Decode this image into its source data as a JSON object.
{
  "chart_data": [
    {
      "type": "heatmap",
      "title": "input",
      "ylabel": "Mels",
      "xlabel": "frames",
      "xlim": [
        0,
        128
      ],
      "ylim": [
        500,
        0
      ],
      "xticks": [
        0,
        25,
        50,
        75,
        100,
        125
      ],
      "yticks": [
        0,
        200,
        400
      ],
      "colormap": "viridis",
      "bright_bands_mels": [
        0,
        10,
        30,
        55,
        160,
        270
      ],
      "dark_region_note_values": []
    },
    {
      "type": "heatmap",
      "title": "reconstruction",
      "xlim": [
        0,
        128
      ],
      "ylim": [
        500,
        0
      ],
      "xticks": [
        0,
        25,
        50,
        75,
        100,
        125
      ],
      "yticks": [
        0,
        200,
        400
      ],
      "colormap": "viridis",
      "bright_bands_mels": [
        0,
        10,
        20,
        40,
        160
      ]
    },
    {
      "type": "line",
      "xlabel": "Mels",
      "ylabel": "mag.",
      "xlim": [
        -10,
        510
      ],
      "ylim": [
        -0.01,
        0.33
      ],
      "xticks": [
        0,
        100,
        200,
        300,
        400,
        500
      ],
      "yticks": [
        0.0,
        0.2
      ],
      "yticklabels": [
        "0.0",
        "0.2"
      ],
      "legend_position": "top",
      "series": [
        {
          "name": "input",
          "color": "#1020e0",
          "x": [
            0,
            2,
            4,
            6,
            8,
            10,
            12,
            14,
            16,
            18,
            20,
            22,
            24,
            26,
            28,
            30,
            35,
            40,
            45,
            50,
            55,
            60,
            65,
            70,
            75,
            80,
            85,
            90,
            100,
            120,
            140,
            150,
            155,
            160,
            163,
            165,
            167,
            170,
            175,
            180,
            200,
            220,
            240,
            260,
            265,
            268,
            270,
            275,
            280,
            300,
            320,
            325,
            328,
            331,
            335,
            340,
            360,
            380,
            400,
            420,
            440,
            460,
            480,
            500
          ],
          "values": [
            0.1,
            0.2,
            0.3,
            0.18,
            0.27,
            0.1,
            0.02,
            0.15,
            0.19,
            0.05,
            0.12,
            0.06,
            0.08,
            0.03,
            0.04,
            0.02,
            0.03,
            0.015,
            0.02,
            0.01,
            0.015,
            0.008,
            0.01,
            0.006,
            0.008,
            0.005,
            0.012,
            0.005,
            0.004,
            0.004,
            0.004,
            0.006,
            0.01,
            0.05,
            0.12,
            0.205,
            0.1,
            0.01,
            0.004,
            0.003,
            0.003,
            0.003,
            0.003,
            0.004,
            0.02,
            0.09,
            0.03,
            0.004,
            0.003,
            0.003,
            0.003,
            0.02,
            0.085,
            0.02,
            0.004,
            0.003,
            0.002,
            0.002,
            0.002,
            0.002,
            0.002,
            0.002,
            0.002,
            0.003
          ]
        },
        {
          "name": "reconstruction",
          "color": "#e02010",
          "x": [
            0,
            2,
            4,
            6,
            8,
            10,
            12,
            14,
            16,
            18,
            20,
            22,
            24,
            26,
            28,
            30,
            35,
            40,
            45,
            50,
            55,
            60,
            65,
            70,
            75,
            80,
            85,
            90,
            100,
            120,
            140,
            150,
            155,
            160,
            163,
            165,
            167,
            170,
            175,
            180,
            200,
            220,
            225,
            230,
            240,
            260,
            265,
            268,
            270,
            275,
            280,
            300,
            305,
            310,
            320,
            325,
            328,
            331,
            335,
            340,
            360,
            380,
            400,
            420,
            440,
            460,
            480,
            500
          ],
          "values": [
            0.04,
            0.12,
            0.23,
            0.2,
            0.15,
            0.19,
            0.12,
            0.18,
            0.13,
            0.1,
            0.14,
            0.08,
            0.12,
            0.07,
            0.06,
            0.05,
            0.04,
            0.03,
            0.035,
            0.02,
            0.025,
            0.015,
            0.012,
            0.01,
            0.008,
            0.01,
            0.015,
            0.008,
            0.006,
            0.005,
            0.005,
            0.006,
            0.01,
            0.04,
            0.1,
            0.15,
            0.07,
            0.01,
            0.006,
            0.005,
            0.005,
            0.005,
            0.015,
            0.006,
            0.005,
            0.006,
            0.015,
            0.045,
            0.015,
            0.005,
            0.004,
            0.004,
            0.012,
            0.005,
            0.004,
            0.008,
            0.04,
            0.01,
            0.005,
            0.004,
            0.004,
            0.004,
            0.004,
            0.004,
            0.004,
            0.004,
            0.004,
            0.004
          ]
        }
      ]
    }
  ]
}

**What to produce**: All entries shown above should be printed again exactly.

**Solution**:
Decode this image into its source data as a JSON object.
{
  "chart_data": [
    {
      "type": "heatmap",
      "title": "input",
      "ylabel": "Mels",
      "xlabel": "frames",
      "xlim": [
        0,
        128
      ],
      "ylim": [
        500,
        0
      ],
      "xticks": [
        0,
        25,
        50,
        75,
        100,
        125
      ],
      "yticks": [
        0,
        200,
        400
      ],
      "colormap": "viridis",
      "bright_bands_mels": [
        0,
        10,
        30,
        55,
        160,
        270
      ],
      "dark_region_note_values": []
    },
    {
      "type": "heatmap",
      "title": "reconstruction",
      "xlim": [
        0,
        128
      ],
      "ylim": [
        500,
        0
      ],
      "xticks": [
        0,
        25,
        50,
        75,
        100,
        125
      ],
      "yticks": [
        0,
        200,
        400
      ],
      "colormap": "viridis",
      "bright_bands_mels": [
        0,
        10,
        20,
        40,
        160
      ]
    },
    {
      "type": "line",
      "xlabel": "Mels",
      "ylabel": "mag.",
      "xlim": [
        -10,
        510
      ],
      "ylim": [
        -0.01,
        0.33
      ],
      "xticks": [
        0,
        100,
        200,
        300,
        400,
        500
      ],
      "yticks": [
        0.0,
        0.2
      ],
      "yticklabels": [
        "0.0",
        "0.2"
      ],
      "legend_position": "top",
      "series": [
        {
          "name": "input",
          "color": "#1020e0",
          "x": [
            0,
            2,
            4,
            6,
            8,
            10,
            12,
            14,
            16,
            18,
            20,
            22,
            24,
            26,
            28,
            30,
            35,
            40,
            45,
            50,
            55,
            60,
            65,
            70,
            75,
            80,
            85,
            90,
            100,
            120,
            140,
            150,
            155,
            160,
            163,
            165,
            167,
            170,
            175,
            180,
            200,
            220,
            240,
            260,
            265,
            268,
            270,
            275,
            280,
            300,
            320,
            325,
            328,
            331,
            335,
            340,
            360,
            380,
            400,
            420,
            440,
            460,
            480,
            500
          ],
          "values": [
            0.1,
            0.2,
            0.3,
            0.18,
            0.27,
            0.1,
            0.02,
            0.15,
            0.19,
            0.05,
            0.12,
            0.06,
            0.08,
            0.03,
            0.04,
            0.02,
            0.03,
            0.015,
            0.02,
            0.01,
            0.015,
            0.008,
            0.01,
            0.006,
            0.008,
            0.005,
            0.012,
            0.005,
            0.004,
            0.004,
            0.004,
            0.006,
            0.01,
            0.05,
            0.12,
            0.205,
            0.1,
            0.01,
            0.004,
            0.003,
            0.003,
            0.003,
            0.003,
            0.004,
            0.02,
            0.09,
            0.03,
            0.004,
            0.003,
            0.003,
            0.003,
            0.02,
            0.085,
            0.02,
            0.004,
            0.003,
            0.002,
            0.002,
            0.002,
            0.002,
            0.002,
            0.002,
            0.002,
            0.003
          ]
        },
        {
          "name": "reconstruction",
          "color": "#e02010",
          "x": [
            0,
            2,
            4,
            6,
            8,
            10,
            12,
            14,
            16,
            18,
            20,
            22,
            24,
            26,
            28,
            30,
            35,
            40,
            45,
            50,
            55,
            60,
            65,
            70,
            75,
            80,
            85,
            90,
            100,
            120,
            140,
            150,
            155,
            160,
            163,
            165,
            167,
            170,
            175,
            180,
            200,
            220,
            225,
            230,
            240,
            260,
            265,
            268,
            270,
            275,
            280,
            300,
            305,
            310,
            320,
            325,
            328,
            331,
            335,
            340,
            360,
            380,
            400,
            420,
            440,
            460,
            480,
            500
          ],
          "values": [
            0.04,
            0.12,
            0.23,
            0.2,
            0.15,
            0.19,
            0.12,
            0.18,
            0.13,
            0.1,
            0.14,
            0.08,
            0.12,
            0.07,
            0.06,
            0.05,
            0.04,
            0.03,
            0.035,
            0.02,
            0.025,
            0.015,
            0.012,
            0.01,
            0.008,
            0.01,
            0.015,
            0.008,
            0.006,
            0.005,
            0.005,
            0.006,
            0.01,
            0.04,
            0.1,
            0.15,
            0.07,
            0.01,
            0.006,
            0.005,
            0.005,
            0.005,
            0.015,
            0.006,
            0.005,
            0.006,
            0.015,
            0.045,
            0.015,
            0.005,
            0.004,
            0.004,
            0.012,
            0.005,
            0.004,
            0.008,
            0.04,
            0.01,
            0.005,
            0.004,
            0.004,
            0.004,
            0.004,
            0.004,
            0.004,
            0.004,
            0.004,
            0.004
          ]
        }
      ]
    }
  ]
}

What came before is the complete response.